Chart and figure data

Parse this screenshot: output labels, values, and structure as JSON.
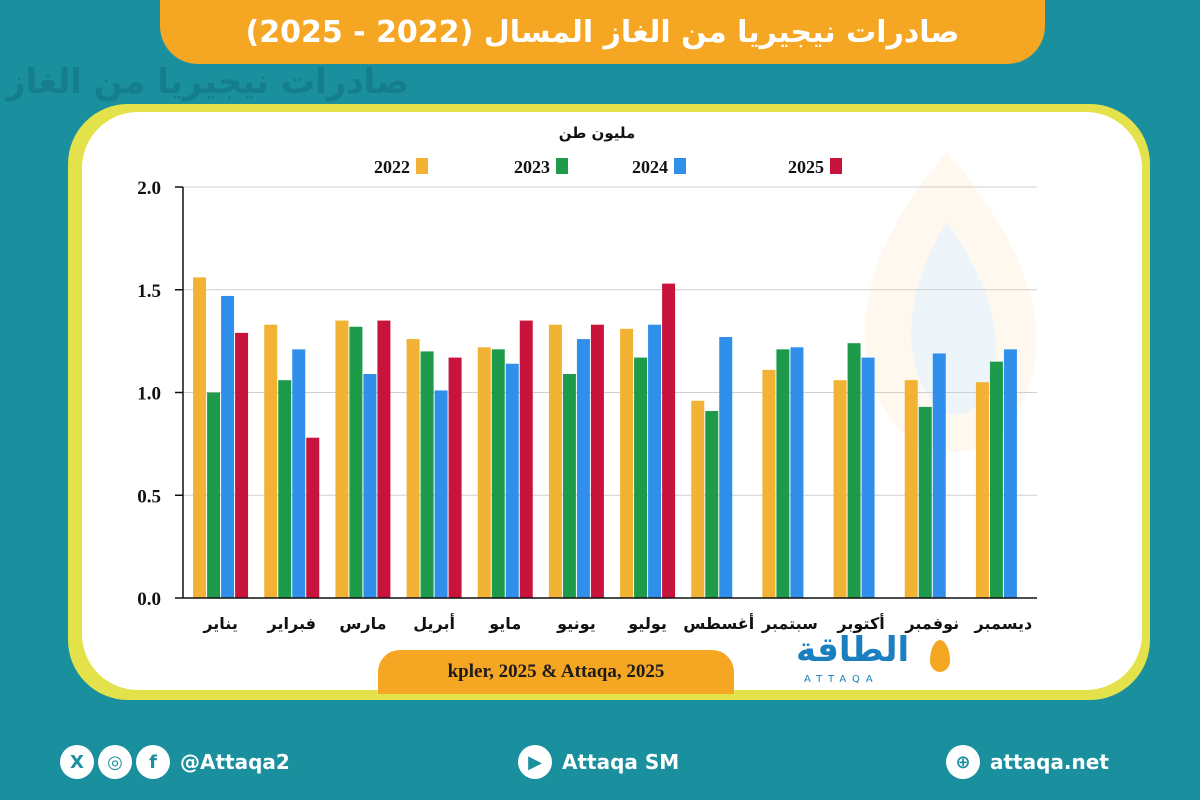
{
  "header": {
    "title": "صادرات نيجيريا من الغاز المسال (2022 - 2025)",
    "ghost_title": "صادرات نيجيريا من الغاز"
  },
  "colors": {
    "y2022": "#f2b233",
    "y2023": "#1e9b4a",
    "y2024": "#2f8fea",
    "y2025": "#c8143c",
    "accent": "#f5a623",
    "frame": "#e4e24a",
    "background": "#1a8f9e"
  },
  "chart_data": {
    "type": "bar",
    "ylabel": "مليون طن",
    "ylim": [
      0,
      2.0
    ],
    "yticks": [
      "0.0",
      "0.5",
      "1.0",
      "1.5",
      "2.0"
    ],
    "grid": true,
    "legend_position": "top",
    "categories": [
      "يناير",
      "فبراير",
      "مارس",
      "أبريل",
      "مايو",
      "يونيو",
      "يوليو",
      "أغسطس",
      "سبتمبر",
      "أكتوبر",
      "نوفمبر",
      "ديسمبر"
    ],
    "series": [
      {
        "name": "2022",
        "color": "#f2b233",
        "values": [
          1.56,
          1.33,
          1.35,
          1.26,
          1.22,
          1.33,
          1.31,
          0.96,
          1.11,
          1.06,
          1.06,
          1.05
        ]
      },
      {
        "name": "2023",
        "color": "#1e9b4a",
        "values": [
          1.0,
          1.06,
          1.32,
          1.2,
          1.21,
          1.09,
          1.17,
          0.91,
          1.21,
          1.24,
          0.93,
          1.15
        ]
      },
      {
        "name": "2024",
        "color": "#2f8fea",
        "values": [
          1.47,
          1.21,
          1.09,
          1.01,
          1.14,
          1.26,
          1.33,
          1.27,
          1.22,
          1.17,
          1.19,
          1.21
        ]
      },
      {
        "name": "2025",
        "color": "#c8143c",
        "values": [
          1.29,
          0.78,
          1.35,
          1.17,
          1.35,
          1.33,
          1.53,
          null,
          null,
          null,
          null,
          null
        ]
      }
    ]
  },
  "source": "kpler, 2025 & Attaqa, 2025",
  "logo": {
    "arabic": "الطاقة",
    "latin": "ATTAQA"
  },
  "footer": {
    "social_handle": "@Attaqa2",
    "youtube": "Attaqa SM",
    "website": "attaqa.net",
    "icon_x": "X",
    "icon_facebook": "f"
  }
}
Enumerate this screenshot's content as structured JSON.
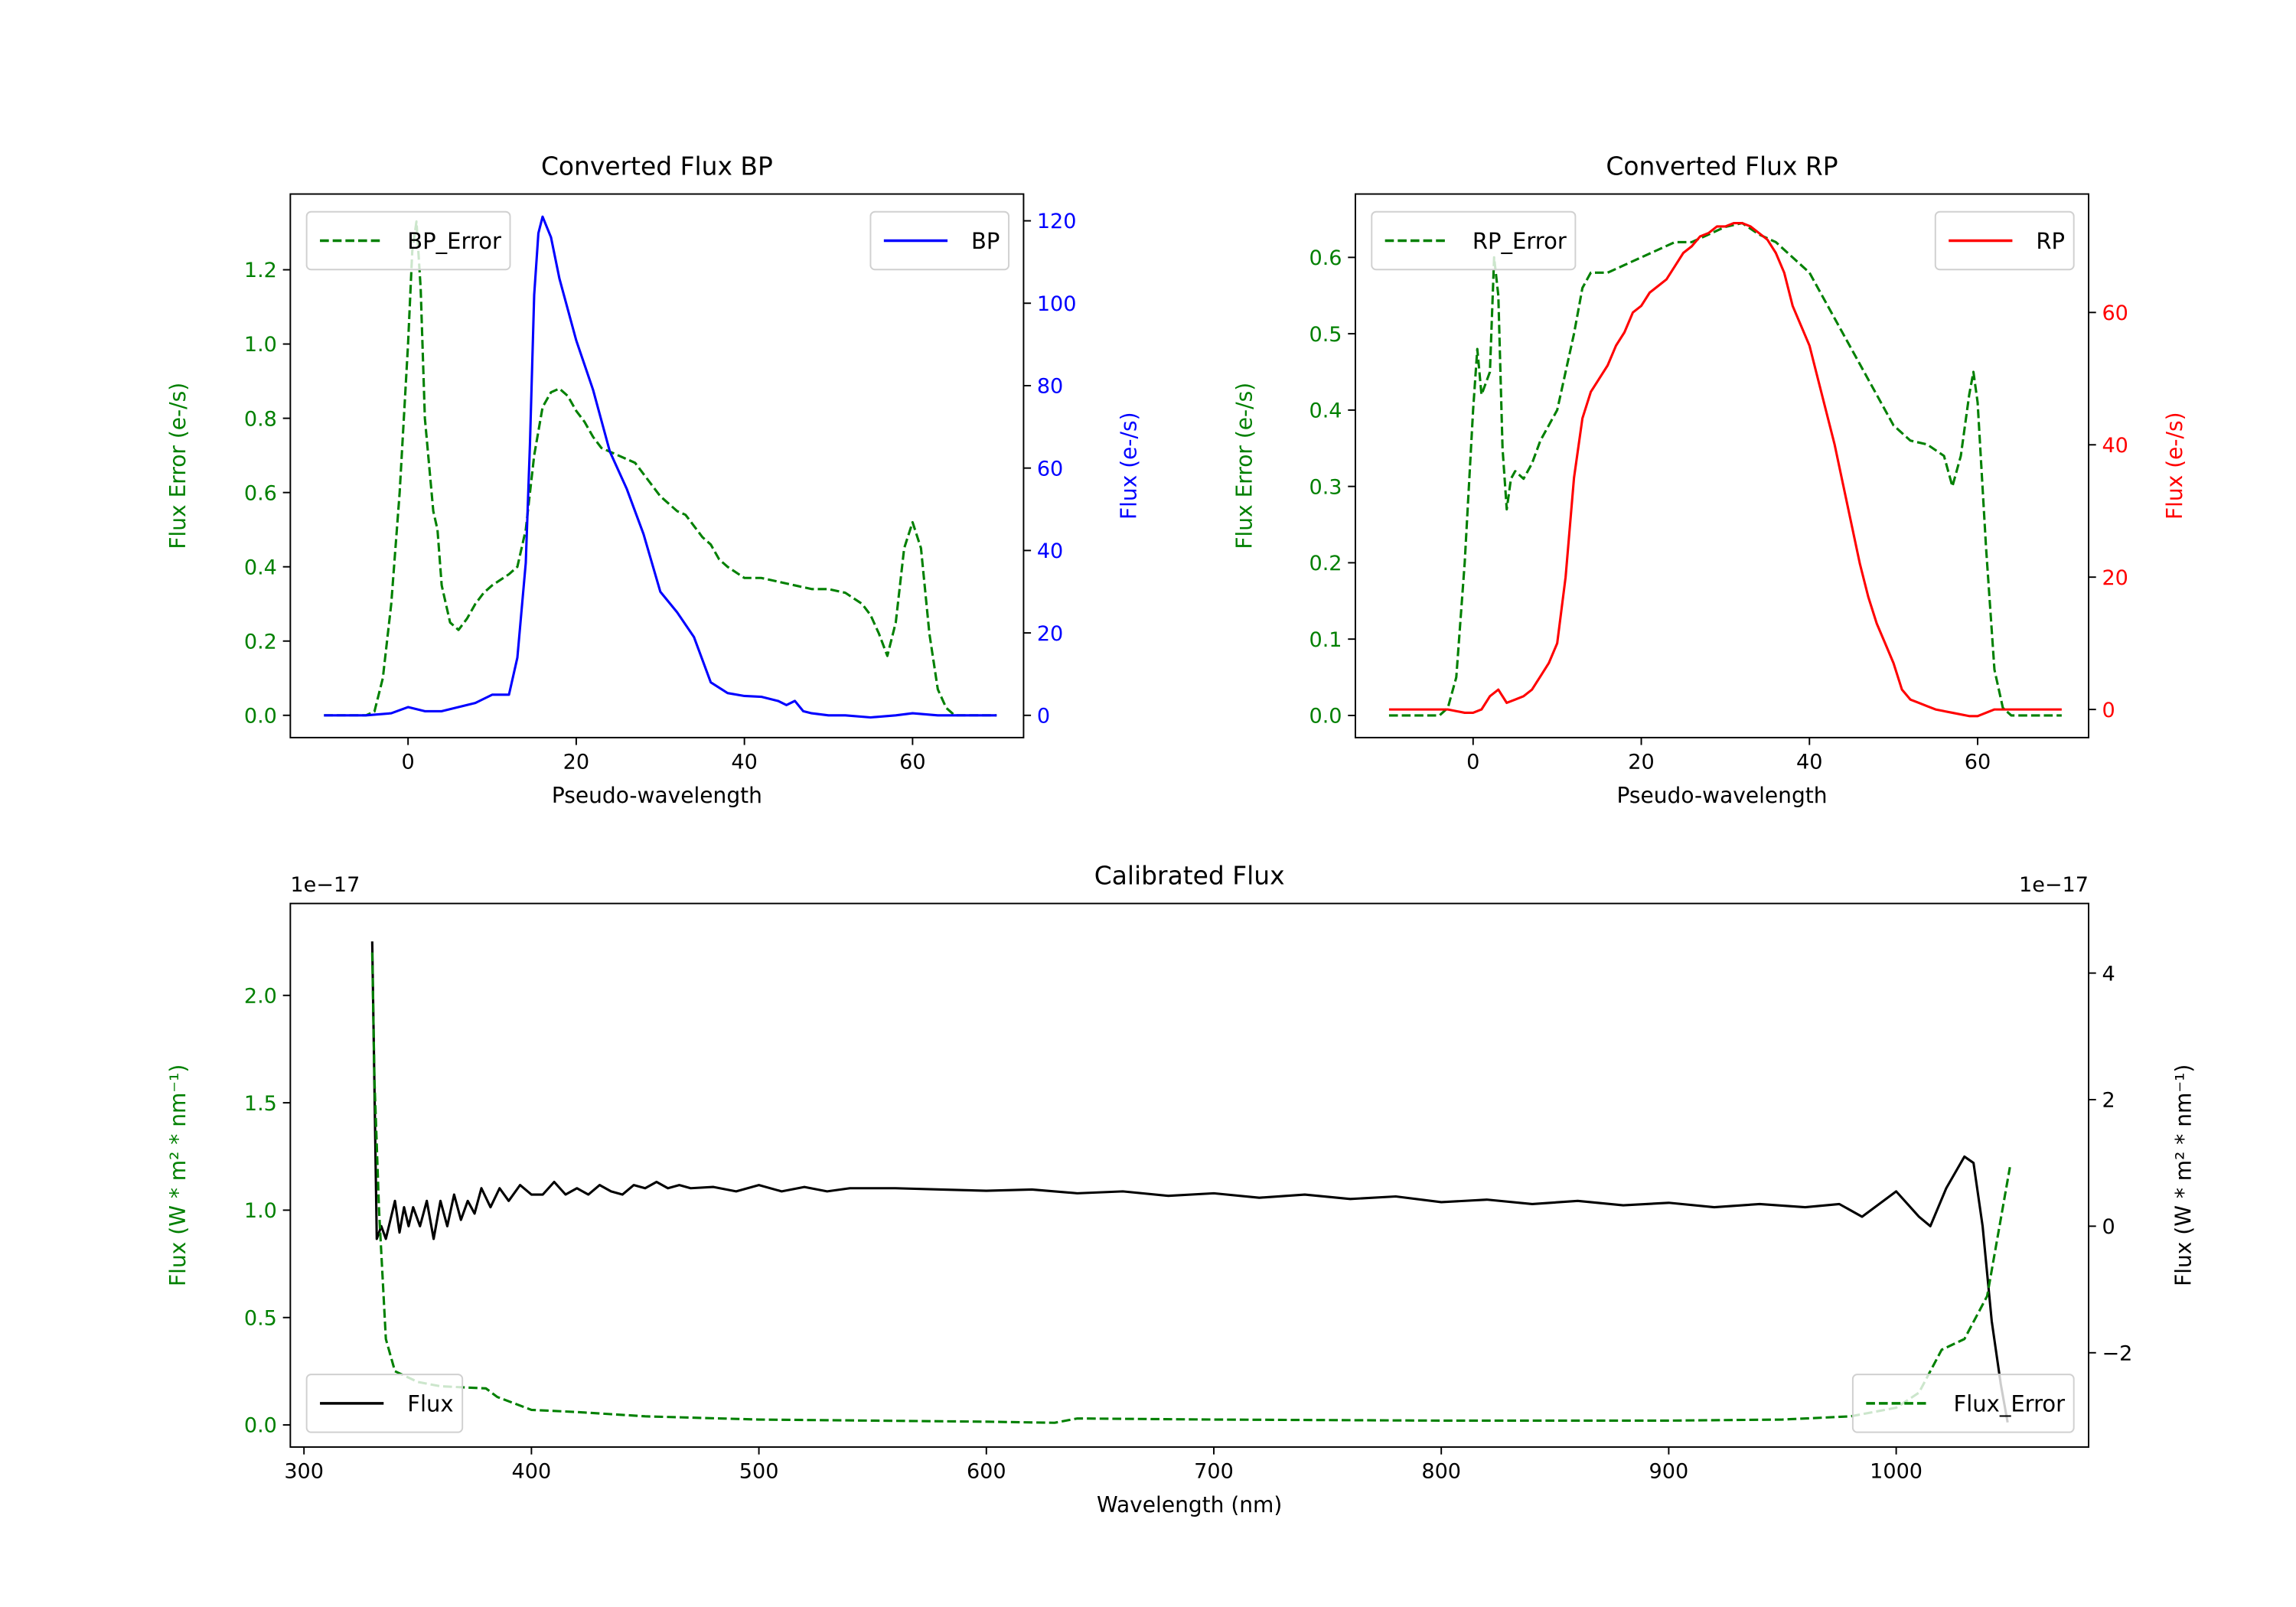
{
  "chart_data": [
    {
      "type": "line",
      "title": "Converted Flux BP",
      "xlabel": "Pseudo-wavelength",
      "ylabel_left": "Flux Error (e-/s)",
      "ylabel_right": "Flux (e-/s)",
      "left_color": "#008000",
      "right_color": "#0000ff",
      "xlim": [
        -14,
        73.2
      ],
      "ylim_left": [
        -0.06,
        1.404
      ],
      "ylim_right": [
        -5.4,
        126.5
      ],
      "xticks": [
        {
          "v": 0,
          "label": "0"
        },
        {
          "v": 20,
          "label": "20"
        },
        {
          "v": 40,
          "label": "40"
        },
        {
          "v": 60,
          "label": "60"
        }
      ],
      "yticks_left": [
        {
          "v": 0,
          "label": "0.0"
        },
        {
          "v": 0.2,
          "label": "0.2"
        },
        {
          "v": 0.4,
          "label": "0.4"
        },
        {
          "v": 0.6,
          "label": "0.6"
        },
        {
          "v": 0.8,
          "label": "0.8"
        },
        {
          "v": 1.0,
          "label": "1.0"
        },
        {
          "v": 1.2,
          "label": "1.2"
        }
      ],
      "yticks_right": [
        {
          "v": 0,
          "label": "0"
        },
        {
          "v": 20,
          "label": "20"
        },
        {
          "v": 40,
          "label": "40"
        },
        {
          "v": 60,
          "label": "60"
        },
        {
          "v": 80,
          "label": "80"
        },
        {
          "v": 100,
          "label": "100"
        },
        {
          "v": 120,
          "label": "120"
        }
      ],
      "offset_left": "",
      "offset_right": "",
      "series": [
        {
          "name": "BP_Error",
          "axis": "left",
          "color": "#008000",
          "style": "dashed",
          "legend": "upper left",
          "x": [
            -10,
            -5,
            -4,
            -3,
            -2,
            -1,
            0,
            0.5,
            1,
            1.5,
            2,
            3,
            3.5,
            4,
            5,
            6,
            7,
            8,
            9,
            10,
            12,
            13,
            14,
            15,
            16,
            17,
            18,
            19,
            20,
            21,
            22,
            23,
            24,
            25,
            26,
            27,
            28,
            29,
            30,
            31,
            32,
            33,
            34,
            35,
            36,
            37,
            38,
            40,
            42,
            44,
            46,
            48,
            50,
            52,
            54,
            55,
            56,
            57,
            58,
            59,
            60,
            61,
            62,
            63,
            64,
            65,
            70
          ],
          "y": [
            0,
            0,
            0.01,
            0.1,
            0.3,
            0.6,
            1.0,
            1.25,
            1.33,
            1.15,
            0.8,
            0.55,
            0.5,
            0.35,
            0.25,
            0.23,
            0.26,
            0.3,
            0.33,
            0.35,
            0.38,
            0.4,
            0.5,
            0.7,
            0.83,
            0.87,
            0.88,
            0.86,
            0.82,
            0.79,
            0.75,
            0.72,
            0.71,
            0.7,
            0.69,
            0.68,
            0.65,
            0.62,
            0.59,
            0.57,
            0.55,
            0.54,
            0.51,
            0.48,
            0.46,
            0.42,
            0.4,
            0.37,
            0.37,
            0.36,
            0.35,
            0.34,
            0.34,
            0.33,
            0.3,
            0.27,
            0.22,
            0.16,
            0.25,
            0.45,
            0.52,
            0.45,
            0.22,
            0.07,
            0.02,
            0,
            0
          ]
        },
        {
          "name": "BP",
          "axis": "right",
          "color": "#0000ff",
          "style": "solid",
          "legend": "upper right",
          "x": [
            -10,
            -5,
            -2,
            0,
            2,
            4,
            6,
            8,
            10,
            12,
            13,
            14,
            14.5,
            15,
            15.5,
            16,
            17,
            18,
            20,
            22,
            24,
            26,
            28,
            30,
            32,
            34,
            36,
            38,
            40,
            42,
            44,
            45,
            46,
            47,
            48,
            50,
            52,
            55,
            58,
            60,
            63,
            66,
            70
          ],
          "y": [
            0,
            0,
            0.5,
            2,
            1,
            1,
            2,
            3,
            5,
            5,
            14,
            37,
            66,
            102,
            117,
            121,
            116,
            106,
            91,
            79,
            64,
            55,
            44,
            30,
            25,
            19,
            8,
            5.4,
            4.7,
            4.5,
            3.5,
            2.5,
            3.5,
            1,
            0.5,
            0,
            0,
            -0.5,
            0,
            0.5,
            0,
            0,
            0
          ]
        }
      ]
    },
    {
      "type": "line",
      "title": "Converted Flux RP",
      "xlabel": "Pseudo-wavelength",
      "ylabel_left": "Flux Error (e-/s)",
      "ylabel_right": "Flux (e-/s)",
      "left_color": "#008000",
      "right_color": "#ff0000",
      "xlim": [
        -14,
        73.2
      ],
      "ylim_left": [
        -0.029,
        0.683
      ],
      "ylim_right": [
        -4.25,
        77.9
      ],
      "xticks": [
        {
          "v": 0,
          "label": "0"
        },
        {
          "v": 20,
          "label": "20"
        },
        {
          "v": 40,
          "label": "40"
        },
        {
          "v": 60,
          "label": "60"
        }
      ],
      "yticks_left": [
        {
          "v": 0,
          "label": "0.0"
        },
        {
          "v": 0.1,
          "label": "0.1"
        },
        {
          "v": 0.2,
          "label": "0.2"
        },
        {
          "v": 0.3,
          "label": "0.3"
        },
        {
          "v": 0.4,
          "label": "0.4"
        },
        {
          "v": 0.5,
          "label": "0.5"
        },
        {
          "v": 0.6,
          "label": "0.6"
        }
      ],
      "yticks_right": [
        {
          "v": 0,
          "label": "0"
        },
        {
          "v": 20,
          "label": "20"
        },
        {
          "v": 40,
          "label": "40"
        },
        {
          "v": 60,
          "label": "60"
        }
      ],
      "offset_left": "",
      "offset_right": "",
      "series": [
        {
          "name": "RP_Error",
          "axis": "left",
          "color": "#008000",
          "style": "dashed",
          "legend": "upper left",
          "x": [
            -10,
            -4,
            -3,
            -2,
            -1,
            0,
            0.5,
            1,
            2,
            2.5,
            3,
            3.5,
            4,
            4.5,
            5,
            6,
            7,
            8,
            10,
            12,
            13,
            14,
            16,
            18,
            20,
            22,
            24,
            26,
            28,
            30,
            32,
            34,
            36,
            38,
            40,
            42,
            44,
            46,
            48,
            50,
            52,
            54,
            56,
            57,
            58,
            59,
            59.5,
            60,
            61,
            62,
            63,
            64,
            70
          ],
          "y": [
            0,
            0,
            0.01,
            0.05,
            0.2,
            0.4,
            0.48,
            0.42,
            0.45,
            0.6,
            0.55,
            0.35,
            0.27,
            0.31,
            0.32,
            0.31,
            0.33,
            0.36,
            0.4,
            0.5,
            0.56,
            0.58,
            0.58,
            0.59,
            0.6,
            0.61,
            0.62,
            0.62,
            0.63,
            0.64,
            0.645,
            0.63,
            0.62,
            0.6,
            0.58,
            0.54,
            0.5,
            0.46,
            0.42,
            0.38,
            0.36,
            0.355,
            0.34,
            0.3,
            0.34,
            0.42,
            0.45,
            0.41,
            0.22,
            0.06,
            0.01,
            0,
            0
          ]
        },
        {
          "name": "RP",
          "axis": "right",
          "color": "#ff0000",
          "style": "solid",
          "legend": "upper right",
          "x": [
            -10,
            -3,
            -1,
            0,
            1,
            2,
            3,
            4,
            5,
            6,
            7,
            8,
            9,
            10,
            11,
            12,
            13,
            14,
            15,
            16,
            17,
            18,
            19,
            20,
            21,
            22,
            23,
            24,
            25,
            26,
            27,
            28,
            29,
            30,
            31,
            32,
            33,
            34,
            35,
            36,
            37,
            38,
            39,
            40,
            41,
            42,
            43,
            44,
            45,
            46,
            47,
            48,
            49,
            50,
            51,
            52,
            53,
            54,
            55,
            57,
            59,
            60,
            62,
            65,
            70
          ],
          "y": [
            0,
            0,
            -0.5,
            -0.5,
            0,
            2,
            3,
            1,
            1.5,
            2,
            3,
            5,
            7,
            10,
            20,
            35,
            44,
            48,
            50,
            52,
            55,
            57,
            60,
            61,
            63,
            64,
            65,
            67,
            69,
            70,
            71.5,
            72,
            73,
            73,
            73.5,
            73.5,
            73,
            72,
            71,
            69,
            66,
            61,
            58,
            55,
            50,
            45,
            40,
            34,
            28,
            22,
            17,
            13,
            10,
            7,
            3,
            1.5,
            1,
            0.5,
            0,
            -0.5,
            -1,
            -1,
            0,
            0,
            0
          ]
        }
      ]
    },
    {
      "type": "line",
      "title": "Calibrated Flux",
      "xlabel": "Wavelength (nm)",
      "ylabel_left": "Flux (W * m² * nm⁻¹)",
      "ylabel_right": "Flux (W * m² * nm⁻¹)",
      "left_color": "#008000",
      "right_color": "#000000",
      "xlim": [
        294,
        1084.6
      ],
      "ylim_left": [
        -0.103,
        2.428
      ],
      "ylim_right": [
        -3.49,
        5.1
      ],
      "xticks": [
        {
          "v": 300,
          "label": "300"
        },
        {
          "v": 400,
          "label": "400"
        },
        {
          "v": 500,
          "label": "500"
        },
        {
          "v": 600,
          "label": "600"
        },
        {
          "v": 700,
          "label": "700"
        },
        {
          "v": 800,
          "label": "800"
        },
        {
          "v": 900,
          "label": "900"
        },
        {
          "v": 1000,
          "label": "1000"
        }
      ],
      "yticks_left": [
        {
          "v": 0,
          "label": "0.0"
        },
        {
          "v": 0.5,
          "label": "0.5"
        },
        {
          "v": 1.0,
          "label": "1.0"
        },
        {
          "v": 1.5,
          "label": "1.5"
        },
        {
          "v": 2.0,
          "label": "2.0"
        }
      ],
      "yticks_right": [
        {
          "v": -2,
          "label": "−2"
        },
        {
          "v": 0,
          "label": "0"
        },
        {
          "v": 2,
          "label": "2"
        },
        {
          "v": 4,
          "label": "4"
        }
      ],
      "offset_left": "1e−17",
      "offset_right": "1e−17",
      "series": [
        {
          "name": "Flux",
          "axis": "right",
          "color": "#000000",
          "style": "solid",
          "legend": "lower left",
          "x": [
            330,
            332,
            334,
            336,
            338,
            340,
            342,
            344,
            346,
            348,
            351,
            354,
            357,
            360,
            363,
            366,
            369,
            372,
            375,
            378,
            382,
            386,
            390,
            395,
            400,
            405,
            410,
            415,
            420,
            425,
            430,
            435,
            440,
            445,
            450,
            455,
            460,
            465,
            470,
            480,
            490,
            500,
            510,
            520,
            530,
            540,
            560,
            580,
            600,
            620,
            640,
            660,
            680,
            700,
            720,
            740,
            760,
            780,
            800,
            820,
            840,
            860,
            880,
            900,
            920,
            940,
            960,
            975,
            985,
            1000,
            1010,
            1015,
            1022,
            1030,
            1034,
            1038,
            1042,
            1046,
            1049
          ],
          "y": [
            4.5,
            -0.2,
            0.0,
            -0.2,
            0.1,
            0.4,
            -0.1,
            0.3,
            0.0,
            0.3,
            0.0,
            0.4,
            -0.2,
            0.4,
            0.0,
            0.5,
            0.1,
            0.4,
            0.2,
            0.6,
            0.3,
            0.6,
            0.4,
            0.65,
            0.5,
            0.5,
            0.7,
            0.5,
            0.6,
            0.5,
            0.65,
            0.55,
            0.5,
            0.65,
            0.6,
            0.7,
            0.6,
            0.65,
            0.6,
            0.62,
            0.55,
            0.65,
            0.55,
            0.62,
            0.55,
            0.6,
            0.6,
            0.58,
            0.56,
            0.58,
            0.52,
            0.55,
            0.48,
            0.52,
            0.45,
            0.5,
            0.43,
            0.47,
            0.38,
            0.42,
            0.35,
            0.4,
            0.33,
            0.37,
            0.3,
            0.35,
            0.3,
            0.35,
            0.15,
            0.55,
            0.15,
            0.0,
            0.6,
            1.1,
            1.0,
            0.0,
            -1.5,
            -2.5,
            -3.1
          ]
        },
        {
          "name": "Flux_Error",
          "axis": "left",
          "color": "#008000",
          "style": "dashed",
          "legend": "lower right",
          "x": [
            330,
            331,
            333,
            336,
            340,
            350,
            360,
            380,
            385,
            400,
            420,
            450,
            500,
            600,
            630,
            640,
            700,
            800,
            900,
            950,
            980,
            1000,
            1010,
            1020,
            1030,
            1040,
            1045,
            1050
          ],
          "y": [
            2.2,
            1.6,
            1.0,
            0.4,
            0.25,
            0.2,
            0.18,
            0.17,
            0.13,
            0.07,
            0.06,
            0.04,
            0.025,
            0.015,
            0.01,
            0.03,
            0.025,
            0.02,
            0.02,
            0.025,
            0.04,
            0.08,
            0.15,
            0.35,
            0.4,
            0.6,
            0.9,
            1.2
          ]
        }
      ]
    }
  ]
}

#### [STATED TASK]
Return every line of the preceding records in which the word "lower" appears.

#### [PROBLEM SOLUTION]
          "legend": "lower left",
          "legend": "lower right",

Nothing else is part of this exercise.